The exercise: Search the material for "data" and show all lines that contain it.

= = = = =

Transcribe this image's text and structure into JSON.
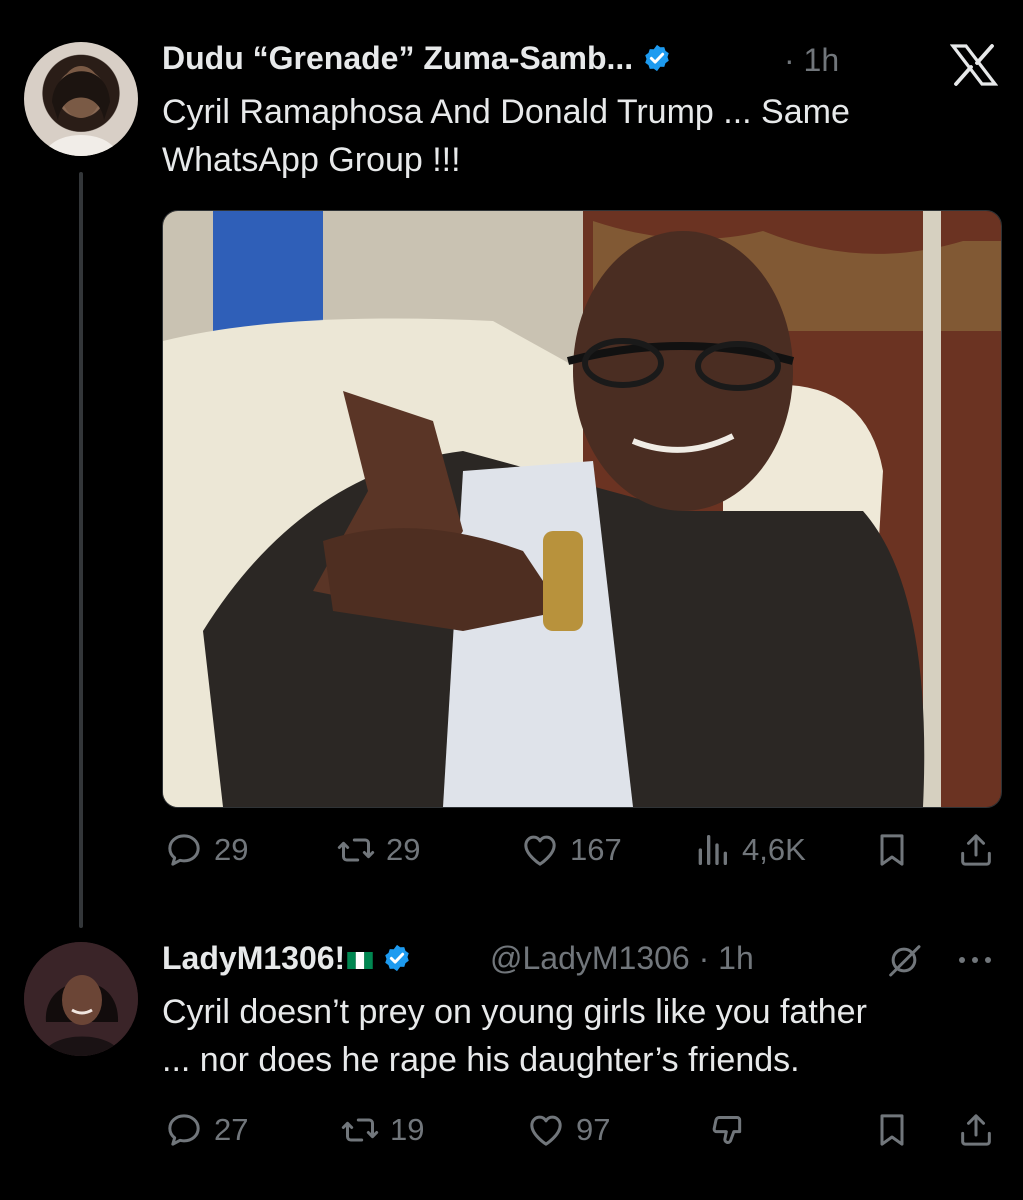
{
  "tweet1": {
    "display_name": "Dudu “Grenade” Zuma-Samb...",
    "time": "· 1h",
    "text": "Cyril Ramaphosa And Donald Trump ... Same WhatsApp Group !!!",
    "text_line1": "Cyril Ramaphosa And Donald Trump ... Same",
    "text_line2": "WhatsApp Group !!!",
    "stats": {
      "replies": "29",
      "reposts": "29",
      "likes": "167",
      "views": "4,6K"
    },
    "avatar_icon": "profile-photo",
    "media_icon": "photo"
  },
  "tweet2": {
    "display_name": "LadyM1306!",
    "flag": "nigeria-flag-icon",
    "handle": "@LadyM1306",
    "time": "· 1h",
    "text_line1": "Cyril doesn’t prey on young girls like you father",
    "text_line2": "... nor does he rape his daughter’s friends.",
    "stats": {
      "replies": "27",
      "reposts": "19",
      "likes": "97"
    }
  },
  "colors": {
    "background": "#000000",
    "text": "#e7e9ea",
    "muted": "#71767b",
    "verified": "#1d9bf0",
    "line": "#333639"
  }
}
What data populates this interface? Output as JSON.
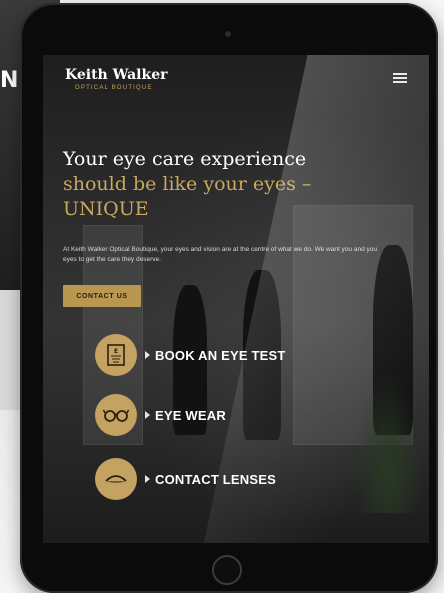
{
  "background_site": {
    "partial_text": "NS"
  },
  "brand": {
    "name": "Keith Walker",
    "tagline": "OPTICAL BOUTIQUE"
  },
  "hero": {
    "headline_line1": "Your eye care experience",
    "headline_line2": "should be like your eyes –",
    "headline_line3": "UNIQUE",
    "intro": "At Keith Walker Optical Boutique, your eyes and vision are at the centre of what we do. We want you and you eyes to get the care they deserve.",
    "cta_label": "CONTACT US"
  },
  "services": [
    {
      "label": "BOOK AN EYE TEST",
      "icon": "eye-chart-icon"
    },
    {
      "label": "EYE WEAR",
      "icon": "glasses-icon"
    },
    {
      "label": "CONTACT LENSES",
      "icon": "contact-lens-icon"
    }
  ],
  "colors": {
    "accent": "#c9a75d",
    "button": "#b9974e",
    "icon_circle": "#c4a262",
    "frame": "#0b0b0b"
  }
}
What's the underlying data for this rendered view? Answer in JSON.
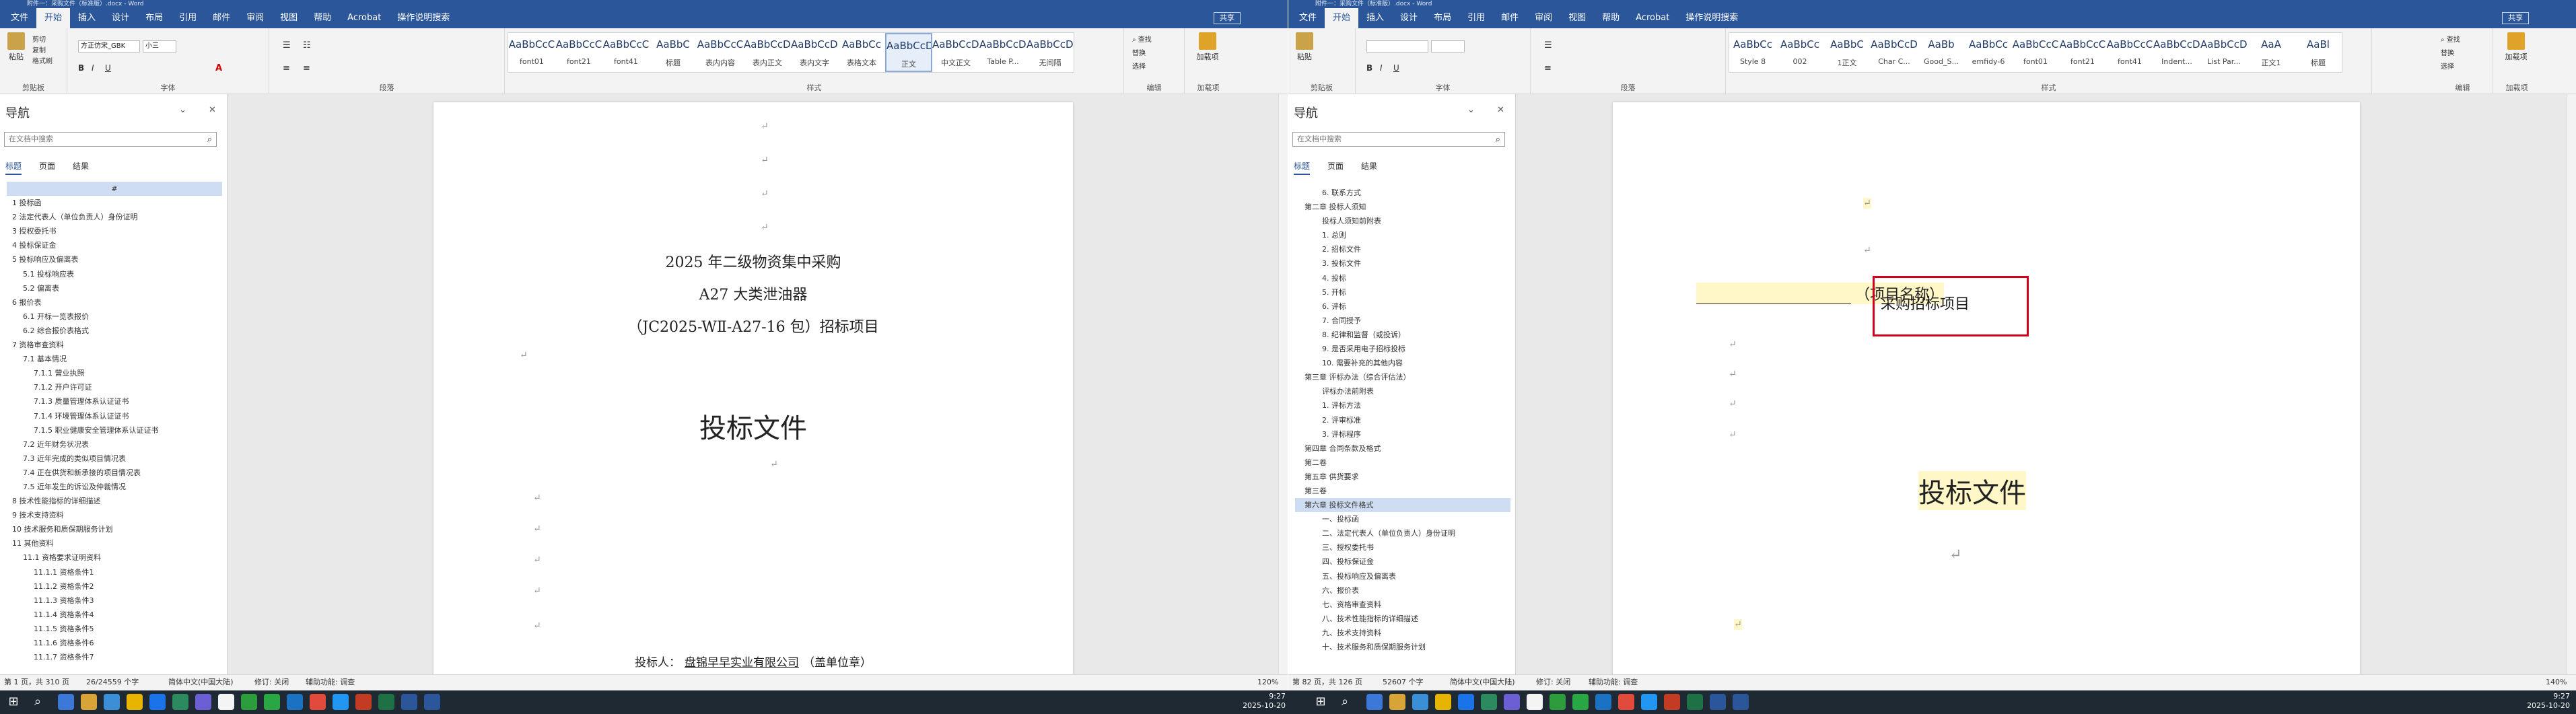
{
  "left": {
    "titlebar": {
      "title": "附件一：采购文件（标准版）.docx - Word"
    },
    "tabs": [
      "文件",
      "开始",
      "插入",
      "设计",
      "布局",
      "引用",
      "邮件",
      "审阅",
      "视图",
      "帮助",
      "Acrobat",
      "操作说明搜索"
    ],
    "share": "共享",
    "ribbon": {
      "clipboard": {
        "paste": "粘贴",
        "cut": "剪切",
        "copy": "复制",
        "format_painter": "格式刷",
        "label": "剪贴板"
      },
      "font": {
        "name": "方正仿宋_GBK",
        "size": "小三",
        "label": "字体"
      },
      "paragraph": {
        "label": "段落"
      },
      "styles": {
        "label": "样式",
        "items": [
          {
            "preview": "AaBbCcC",
            "name": "font01"
          },
          {
            "preview": "AaBbCcC",
            "name": "font21"
          },
          {
            "preview": "AaBbCcC",
            "name": "font41"
          },
          {
            "preview": "AaBbC",
            "name": "标题"
          },
          {
            "preview": "AaBbCcC",
            "name": "表内内容"
          },
          {
            "preview": "AaBbCcDd",
            "name": "表内正文"
          },
          {
            "preview": "AaBbCcDd",
            "name": "表内文字"
          },
          {
            "preview": "AaBbCc",
            "name": "表格文本"
          },
          {
            "preview": "AaBbCcDd",
            "name": "正文"
          },
          {
            "preview": "AaBbCcDd",
            "name": "中文正文"
          },
          {
            "preview": "AaBbCcDd",
            "name": "Table P..."
          },
          {
            "preview": "AaBbCcDd",
            "name": "无间隔"
          }
        ]
      },
      "editing": {
        "find": "查找",
        "replace": "替换",
        "select": "选择",
        "label": "编辑"
      },
      "addins": {
        "label": "加载项",
        "btn": "加载项"
      }
    },
    "nav": {
      "title": "导航",
      "search_placeholder": "在文档中搜索",
      "tabs": [
        "标题",
        "页面",
        "结果"
      ],
      "items": [
        "#",
        "1 投标函",
        "2 法定代表人（单位负责人）身份证明",
        "3 授权委托书",
        "4 投标保证金",
        "5 投标响应及偏离表",
        "5.1 投标响应表",
        "5.2 偏离表",
        "6 报价表",
        "6.1 开标一览表报价",
        "6.2 综合报价表格式",
        "7 资格审查资料",
        "7.1 基本情况",
        "7.1.1 营业执照",
        "7.1.2 开户许可证",
        "7.1.3 质量管理体系认证证书",
        "7.1.4 环境管理体系认证证书",
        "7.1.5 职业健康安全管理体系认证证书",
        "7.2 近年财务状况表",
        "7.3 近年完成的类似项目情况表",
        "7.4 正在供货和新承接的项目情况表",
        "7.5 近年发生的诉讼及仲裁情况",
        "8 技术性能指标的详细描述",
        "9 技术支持资料",
        "10 技术服务和质保期服务计划",
        "11 其他资料",
        "11.1 资格要求证明资料",
        "11.1.1 资格条件1",
        "11.1.2 资格条件2",
        "11.1.3 资格条件3",
        "11.1.4 资格条件4",
        "11.1.5 资格条件5",
        "11.1.6 资格条件6",
        "11.1.7 资格条件7"
      ]
    },
    "doc": {
      "line1": "2025 年二级物资集中采购",
      "line2": "A27 大类泄油器",
      "line3": "（JC2025-WⅡ-A27-16 包）招标项目",
      "line4": "投标文件",
      "line5_prefix": "投标人：",
      "line5_company": "盘锦早早实业有限公司",
      "line5_suffix": "（盖单位章）"
    },
    "status": {
      "page": "第 1 页，共 310 页",
      "words": "26/24559 个字",
      "lang": "简体中文(中国大陆)",
      "track": "修订: 关闭",
      "access": "辅助功能: 调查",
      "zoom": "120%"
    }
  },
  "right": {
    "titlebar": {
      "title": "附件一：采购文件（标准版）.docx - Word"
    },
    "tabs": [
      "文件",
      "开始",
      "插入",
      "设计",
      "布局",
      "引用",
      "邮件",
      "审阅",
      "视图",
      "帮助",
      "Acrobat",
      "操作说明搜索"
    ],
    "share": "共享",
    "ribbon": {
      "clipboard": {
        "paste": "粘贴",
        "label": "剪贴板"
      },
      "font": {
        "label": "字体"
      },
      "paragraph": {
        "label": "段落"
      },
      "styles": {
        "label": "样式",
        "items": [
          {
            "preview": "AaBbCc",
            "name": "Style 8"
          },
          {
            "preview": "AaBbCc",
            "name": "002"
          },
          {
            "preview": "AaBbC",
            "name": "1正文"
          },
          {
            "preview": "AaBbCcD",
            "name": "Char C..."
          },
          {
            "preview": "AaBb",
            "name": "Good_S..."
          },
          {
            "preview": "AaBbCc",
            "name": "emfidy-6"
          },
          {
            "preview": "AaBbCcC",
            "name": "font01"
          },
          {
            "preview": "AaBbCcC",
            "name": "font21"
          },
          {
            "preview": "AaBbCcC",
            "name": "font41"
          },
          {
            "preview": "AaBbCcDd",
            "name": "Indent..."
          },
          {
            "preview": "AaBbCcDd",
            "name": "List Par..."
          },
          {
            "preview": "AaA",
            "name": "正文1"
          },
          {
            "preview": "AaBl",
            "name": "标题"
          }
        ]
      },
      "editing": {
        "find": "查找",
        "replace": "替换",
        "select": "选择",
        "label": "编辑"
      },
      "addins": {
        "label": "加载项",
        "btn": "加载项"
      }
    },
    "nav": {
      "title": "导航",
      "search_placeholder": "在文档中搜索",
      "tabs": [
        "标题",
        "页面",
        "结果"
      ],
      "items": [
        "6. 联系方式",
        "第二章  投标人须知",
        "投标人须知前附表",
        "1. 总则",
        "2. 招标文件",
        "3. 投标文件",
        "4. 投标",
        "5. 开标",
        "6. 评标",
        "7. 合同授予",
        "8. 纪律和监督（或投诉）",
        "9. 是否采用电子招标投标",
        "10. 需要补充的其他内容",
        "第三章  评标办法（综合评估法）",
        "评标办法前附表",
        "1. 评标方法",
        "2. 评审标准",
        "3. 评标程序",
        "第四章  合同条款及格式",
        "第二卷",
        "第五章  供货要求",
        "第三卷",
        "第六章  投标文件格式",
        "一、投标函",
        "二、法定代表人（单位负责人）身份证明",
        "三、授权委托书",
        "四、投标保证金",
        "五、投标响应及偏离表",
        "六、报价表",
        "七、资格审查资料",
        "八、技术性能指标的详细描述",
        "九、技术支持资料",
        "十、技术服务和质保期服务计划"
      ],
      "selected_index": 22
    },
    "doc": {
      "project_label": "（项目名称）",
      "project_name": "采购招标项目",
      "title": "投标文件"
    },
    "status": {
      "page": "第 82 页，共 126 页",
      "words": "52607 个字",
      "lang": "简体中文(中国大陆)",
      "track": "修订: 关闭",
      "access": "辅助功能: 调查",
      "zoom": "140%"
    }
  },
  "taskbar": {
    "left_clock": {
      "time": "9:27",
      "date": "2025-10-20"
    },
    "right_clock": {
      "time": "9:27",
      "date": "2025-10-20"
    }
  }
}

= = = = =

Answer:
What data populates this interface? Output as JSON.
What's the underlying data for this rendered view? Answer in JSON.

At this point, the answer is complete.